**Given exercise**
Output the full material exactly as it appears here.

**Provided material**
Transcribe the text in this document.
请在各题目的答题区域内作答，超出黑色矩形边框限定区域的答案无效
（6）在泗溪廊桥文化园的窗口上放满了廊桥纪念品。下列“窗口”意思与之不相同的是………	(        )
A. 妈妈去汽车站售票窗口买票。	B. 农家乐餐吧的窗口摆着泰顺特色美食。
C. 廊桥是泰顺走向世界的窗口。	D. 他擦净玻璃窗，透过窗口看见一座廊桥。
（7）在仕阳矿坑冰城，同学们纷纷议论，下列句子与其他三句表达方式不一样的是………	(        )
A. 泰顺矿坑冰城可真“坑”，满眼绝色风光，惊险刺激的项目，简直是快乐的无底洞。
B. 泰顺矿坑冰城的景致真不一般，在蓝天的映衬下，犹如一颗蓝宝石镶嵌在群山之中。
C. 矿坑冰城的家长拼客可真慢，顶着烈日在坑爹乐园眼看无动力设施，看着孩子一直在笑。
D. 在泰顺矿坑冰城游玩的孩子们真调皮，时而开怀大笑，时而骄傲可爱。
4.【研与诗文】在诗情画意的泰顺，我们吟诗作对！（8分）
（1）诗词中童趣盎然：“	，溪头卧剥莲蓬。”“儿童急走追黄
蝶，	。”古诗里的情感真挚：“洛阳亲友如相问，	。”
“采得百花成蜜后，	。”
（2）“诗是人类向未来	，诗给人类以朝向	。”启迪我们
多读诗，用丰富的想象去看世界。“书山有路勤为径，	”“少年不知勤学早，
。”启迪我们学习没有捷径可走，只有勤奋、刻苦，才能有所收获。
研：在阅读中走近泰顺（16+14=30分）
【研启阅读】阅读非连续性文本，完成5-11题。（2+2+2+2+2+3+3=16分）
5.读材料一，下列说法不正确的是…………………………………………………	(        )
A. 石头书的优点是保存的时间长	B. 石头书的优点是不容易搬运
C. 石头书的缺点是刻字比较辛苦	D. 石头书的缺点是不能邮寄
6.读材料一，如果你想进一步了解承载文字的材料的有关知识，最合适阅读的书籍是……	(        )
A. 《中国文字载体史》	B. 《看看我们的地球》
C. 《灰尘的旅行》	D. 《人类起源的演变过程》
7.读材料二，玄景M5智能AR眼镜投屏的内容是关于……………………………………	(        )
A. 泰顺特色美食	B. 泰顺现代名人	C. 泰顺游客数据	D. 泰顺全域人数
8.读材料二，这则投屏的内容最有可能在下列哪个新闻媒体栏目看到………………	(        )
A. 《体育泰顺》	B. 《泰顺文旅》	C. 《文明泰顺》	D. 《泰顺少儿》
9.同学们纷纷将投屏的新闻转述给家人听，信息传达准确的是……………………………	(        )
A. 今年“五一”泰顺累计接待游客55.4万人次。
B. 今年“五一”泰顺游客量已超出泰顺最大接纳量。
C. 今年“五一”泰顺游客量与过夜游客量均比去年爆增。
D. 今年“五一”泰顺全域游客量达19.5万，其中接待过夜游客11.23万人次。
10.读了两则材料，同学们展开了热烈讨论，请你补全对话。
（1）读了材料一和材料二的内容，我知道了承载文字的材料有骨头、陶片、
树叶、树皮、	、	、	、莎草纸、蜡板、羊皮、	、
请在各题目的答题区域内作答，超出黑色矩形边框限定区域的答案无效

**Task result**
Transcribe the text in this document.
请在各题目的答题区域内作答，超出黑色矩形边框限定区域的答案无效
（6）在泗溪廊桥文化园的窗口上放满了廊桥纪念品。下列“窗口”意思与之不相同的是………	(        )
A. 妈妈去汽车站售票窗口买票。	B. 农家乐餐吧的窗口摆着泰顺特色美食。
C. 廊桥是泰顺走向世界的窗口。	D. 他擦净玻璃窗，透过窗口看见一座廊桥。
（7）在仕阳矿坑冰城，同学们纷纷议论，下列句子与其他三句表达方式不一样的是………	(        )
A. 泰顺矿坑冰城可真“坑”，满眼绝色风光，惊险刺激的项目，简直是快乐的无底洞。
B. 泰顺矿坑冰城的景致真不一般，在蓝天的映衬下，犹如一颗蓝宝石镶嵌在群山之中。
C. 矿坑冰城的家长拼客可真慢，顶着烈日在坑爹乐园眼看无动力设施，看着孩子一直在笑。
D. 在泰顺矿坑冰城游玩的孩子们真调皮，时而开怀大笑，时而骄傲可爱。
4.【研与诗文】在诗情画意的泰顺，我们吟诗作对！（8分）
（1）诗词中童趣盎然：“	，溪头卧剥莲蓬。”“儿童急走追黄
蝶，	。”古诗里的情感真挚：“洛阳亲友如相问，	。”
“采得百花成蜜后，	。”
（2）“诗是人类向未来	，诗给人类以朝向	。”启迪我们
多读诗，用丰富的想象去看世界。“书山有路勤为径，	”“少年不知勤学早，
。”启迪我们学习没有捷径可走，只有勤奋、刻苦，才能有所收获。
研：在阅读中走近泰顺（16+14=30分）
【研启阅读】阅读非连续性文本，完成5-11题。（2+2+2+2+2+3+3=16分）
5.读材料一，下列说法不正确的是…………………………………………………	(        )
A. 石头书的优点是保存的时间长	B. 石头书的优点是不容易搬运
C. 石头书的缺点是刻字比较辛苦	D. 石头书的缺点是不能邮寄
6.读材料一，如果你想进一步了解承载文字的材料的有关知识，最合适阅读的书籍是……	(        )
A. 《中国文字载体史》	B. 《看看我们的地球》
C. 《灰尘的旅行》	D. 《人类起源的演变过程》
7.读材料二，玄景M5智能AR眼镜投屏的内容是关于……………………………………	(        )
A. 泰顺特色美食	B. 泰顺现代名人	C. 泰顺游客数据	D. 泰顺全域人数
8.读材料二，这则投屏的内容最有可能在下列哪个新闻媒体栏目看到………………	(        )
A. 《体育泰顺》	B. 《泰顺文旅》	C. 《文明泰顺》	D. 《泰顺少儿》
9.同学们纷纷将投屏的新闻转述给家人听，信息传达准确的是……………………………	(        )
A. 今年“五一”泰顺累计接待游客55.4万人次。
B. 今年“五一”泰顺游客量已超出泰顺最大接纳量。
C. 今年“五一”泰顺游客量与过夜游客量均比去年爆增。
D. 今年“五一”泰顺全域游客量达19.5万，其中接待过夜游客11.23万人次。
10.读了两则材料，同学们展开了热烈讨论，请你补全对话。
（1）读了材料一和材料二的内容，我知道了承载文字的材料有骨头、陶片、
树叶、树皮、	、	、	、莎草纸、蜡板、羊皮、	、
请在各题目的答题区域内作答，超出黑色矩形边框限定区域的答案无效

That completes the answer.